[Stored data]
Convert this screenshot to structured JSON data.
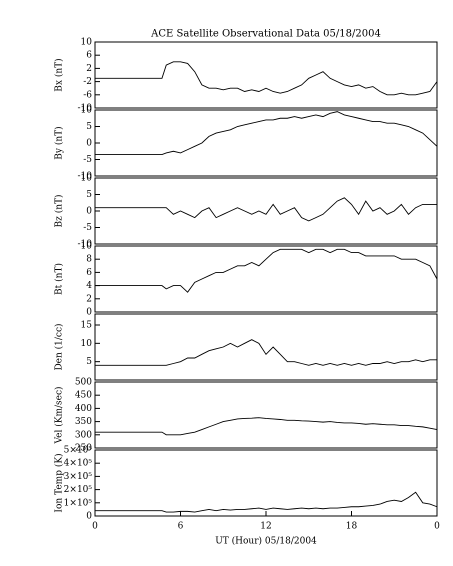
{
  "chart_data": [
    {
      "type": "line",
      "title": "ACE Satellite Observational Data   05/18/2004",
      "ylabel": "Bx (nT)",
      "color": "#000000",
      "x": [
        0,
        4.7,
        5,
        5.5,
        6,
        6.5,
        7,
        7.5,
        8,
        8.5,
        9,
        9.5,
        10,
        10.5,
        11,
        11.5,
        12,
        12.5,
        13,
        13.5,
        14,
        14.5,
        15,
        15.5,
        16,
        16.5,
        17,
        17.5,
        18,
        18.5,
        19,
        19.5,
        20,
        20.5,
        21,
        21.5,
        22,
        22.5,
        23,
        23.5,
        24
      ],
      "values": [
        -1,
        -1,
        3,
        4,
        4,
        3.5,
        1,
        -3,
        -4,
        -4,
        -4.5,
        -4,
        -4,
        -5,
        -4.5,
        -5,
        -4,
        -5,
        -5.5,
        -5,
        -4,
        -3,
        -1,
        0,
        1,
        -1,
        -2,
        -3,
        -3.5,
        -3,
        -4,
        -3.5,
        -5,
        -6,
        -6,
        -5.5,
        -6,
        -6,
        -5.5,
        -5,
        -2
      ],
      "xlim": [
        0,
        24
      ],
      "ylim": [
        -10,
        10
      ],
      "yticks": [
        10,
        6,
        2,
        -2,
        -6,
        -10
      ]
    },
    {
      "type": "line",
      "ylabel": "By (nT)",
      "color": "#000000",
      "x": [
        0,
        4.7,
        5,
        5.5,
        6,
        6.5,
        7,
        7.5,
        8,
        8.5,
        9,
        9.5,
        10,
        10.5,
        11,
        11.5,
        12,
        12.5,
        13,
        13.5,
        14,
        14.5,
        15,
        15.5,
        16,
        16.5,
        17,
        17.5,
        18,
        18.5,
        19,
        19.5,
        20,
        20.5,
        21,
        21.5,
        22,
        22.5,
        23,
        23.5,
        24
      ],
      "values": [
        -3.5,
        -3.5,
        -3,
        -2.5,
        -3,
        -2,
        -1,
        0,
        2,
        3,
        3.5,
        4,
        5,
        5.5,
        6,
        6.5,
        7,
        7,
        7.5,
        7.5,
        8,
        7.5,
        8,
        8.5,
        8,
        9,
        9.5,
        8.5,
        8,
        7.5,
        7,
        6.5,
        6.5,
        6,
        6,
        5.5,
        5,
        4,
        3,
        1,
        -1
      ],
      "xlim": [
        0,
        24
      ],
      "ylim": [
        -10,
        10
      ],
      "yticks": [
        10,
        5,
        0,
        -5,
        -10
      ]
    },
    {
      "type": "line",
      "ylabel": "Bz (nT)",
      "color": "#000000",
      "x": [
        0,
        4.7,
        5,
        5.5,
        6,
        6.5,
        7,
        7.5,
        8,
        8.5,
        9,
        9.5,
        10,
        10.5,
        11,
        11.5,
        12,
        12.5,
        13,
        13.5,
        14,
        14.5,
        15,
        15.5,
        16,
        16.5,
        17,
        17.5,
        18,
        18.5,
        19,
        19.5,
        20,
        20.5,
        21,
        21.5,
        22,
        22.5,
        23,
        23.5,
        24
      ],
      "values": [
        1,
        1,
        1,
        -1,
        0,
        -1,
        -2,
        0,
        1,
        -2,
        -1,
        0,
        1,
        0,
        -1,
        0,
        -1,
        2,
        -1,
        0,
        1,
        -2,
        -3,
        -2,
        -1,
        1,
        3,
        4,
        2,
        -1,
        3,
        0,
        1,
        -1,
        0,
        2,
        -1,
        1,
        2,
        2,
        2
      ],
      "xlim": [
        0,
        24
      ],
      "ylim": [
        -10,
        10
      ],
      "yticks": [
        10,
        5,
        0,
        -5,
        -10
      ]
    },
    {
      "type": "line",
      "ylabel": "Bt (nT)",
      "color": "#000000",
      "x": [
        0,
        4.7,
        5,
        5.5,
        6,
        6.5,
        7,
        7.5,
        8,
        8.5,
        9,
        9.5,
        10,
        10.5,
        11,
        11.5,
        12,
        12.5,
        13,
        13.5,
        14,
        14.5,
        15,
        15.5,
        16,
        16.5,
        17,
        17.5,
        18,
        18.5,
        19,
        19.5,
        20,
        20.5,
        21,
        21.5,
        22,
        22.5,
        23,
        23.5,
        24
      ],
      "values": [
        4,
        4,
        3.5,
        4,
        4,
        3,
        4.5,
        5,
        5.5,
        6,
        6,
        6.5,
        7,
        7,
        7.5,
        7,
        8,
        9,
        9.5,
        9.5,
        9.5,
        9.5,
        9,
        9.5,
        9.5,
        9,
        9.5,
        9.5,
        9,
        9,
        8.5,
        8.5,
        8.5,
        8.5,
        8.5,
        8,
        8,
        8,
        7.5,
        7,
        5
      ],
      "xlim": [
        0,
        24
      ],
      "ylim": [
        0,
        10
      ],
      "yticks": [
        10,
        8,
        6,
        4,
        2,
        0
      ]
    },
    {
      "type": "line",
      "ylabel": "Den (1/cc)",
      "color": "#000000",
      "x": [
        0,
        4.7,
        5,
        5.5,
        6,
        6.5,
        7,
        7.5,
        8,
        8.5,
        9,
        9.5,
        10,
        10.5,
        11,
        11.5,
        12,
        12.5,
        13,
        13.5,
        14,
        14.5,
        15,
        15.5,
        16,
        16.5,
        17,
        17.5,
        18,
        18.5,
        19,
        19.5,
        20,
        20.5,
        21,
        21.5,
        22,
        22.5,
        23,
        23.5,
        24
      ],
      "values": [
        4,
        4,
        4,
        4.5,
        5,
        6,
        6,
        7,
        8,
        8.5,
        9,
        10,
        9,
        10,
        11,
        10,
        7,
        9,
        7,
        5,
        5,
        4.5,
        4,
        4.5,
        4,
        4.5,
        4,
        4.5,
        4,
        4.5,
        4,
        4.5,
        4.5,
        5,
        4.5,
        5,
        5,
        5.5,
        5,
        5.5,
        5.5
      ],
      "xlim": [
        0,
        24
      ],
      "ylim": [
        0,
        18
      ],
      "yticks": [
        15,
        10,
        5
      ]
    },
    {
      "type": "line",
      "ylabel": "Vel (Km/sec)",
      "color": "#000000",
      "x": [
        0,
        4.7,
        5,
        5.5,
        6,
        6.5,
        7,
        7.5,
        8,
        8.5,
        9,
        9.5,
        10,
        10.5,
        11,
        11.5,
        12,
        12.5,
        13,
        13.5,
        14,
        14.5,
        15,
        15.5,
        16,
        16.5,
        17,
        17.5,
        18,
        18.5,
        19,
        19.5,
        20,
        20.5,
        21,
        21.5,
        22,
        22.5,
        23,
        23.5,
        24
      ],
      "values": [
        310,
        310,
        300,
        300,
        300,
        305,
        310,
        320,
        330,
        340,
        350,
        355,
        360,
        362,
        363,
        365,
        362,
        360,
        358,
        355,
        355,
        353,
        352,
        350,
        348,
        350,
        347,
        345,
        345,
        343,
        340,
        342,
        340,
        338,
        338,
        335,
        335,
        332,
        330,
        325,
        320
      ],
      "xlim": [
        0,
        24
      ],
      "ylim": [
        250,
        500
      ],
      "yticks": [
        500,
        450,
        400,
        350,
        300,
        250
      ]
    },
    {
      "type": "line",
      "ylabel": "Ion Temp (K)",
      "xlabel": "UT (Hour)   05/18/2004",
      "color": "#000000",
      "x": [
        0,
        4.7,
        5,
        5.5,
        6,
        6.5,
        7,
        7.5,
        8,
        8.5,
        9,
        9.5,
        10,
        10.5,
        11,
        11.5,
        12,
        12.5,
        13,
        13.5,
        14,
        14.5,
        15,
        15.5,
        16,
        16.5,
        17,
        17.5,
        18,
        18.5,
        19,
        19.5,
        20,
        20.5,
        21,
        21.5,
        22,
        22.5,
        23,
        23.5,
        24
      ],
      "values": [
        40000,
        40000,
        30000,
        30000,
        35000,
        35000,
        30000,
        40000,
        50000,
        40000,
        50000,
        45000,
        50000,
        50000,
        55000,
        60000,
        50000,
        60000,
        55000,
        50000,
        55000,
        60000,
        55000,
        60000,
        55000,
        60000,
        60000,
        65000,
        70000,
        70000,
        75000,
        80000,
        90000,
        110000,
        120000,
        110000,
        140000,
        180000,
        100000,
        90000,
        70000
      ],
      "xlim": [
        0,
        24
      ],
      "ylim": [
        0,
        500000
      ],
      "yticks": [
        {
          "value": 500000,
          "label": "5×10⁵"
        },
        {
          "value": 400000,
          "label": "4×10⁵"
        },
        {
          "value": 300000,
          "label": "3×10⁵"
        },
        {
          "value": 200000,
          "label": "2×10⁵"
        },
        {
          "value": 100000,
          "label": "1×10⁵"
        },
        0
      ],
      "xticks": [
        0,
        6,
        12,
        18,
        {
          "value": 24,
          "label": "0"
        }
      ]
    }
  ]
}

● **Task prompt**
Copy each line above that contains the word "ylabel".

● **Output below**
      "ylabel": "Bx (nT)",
      "ylabel": "By (nT)",
      "ylabel": "Bz (nT)",
      "ylabel": "Bt (nT)",
      "ylabel": "Den (1/cc)",
      "ylabel": "Vel (Km/sec)",
      "ylabel": "Ion Temp (K)",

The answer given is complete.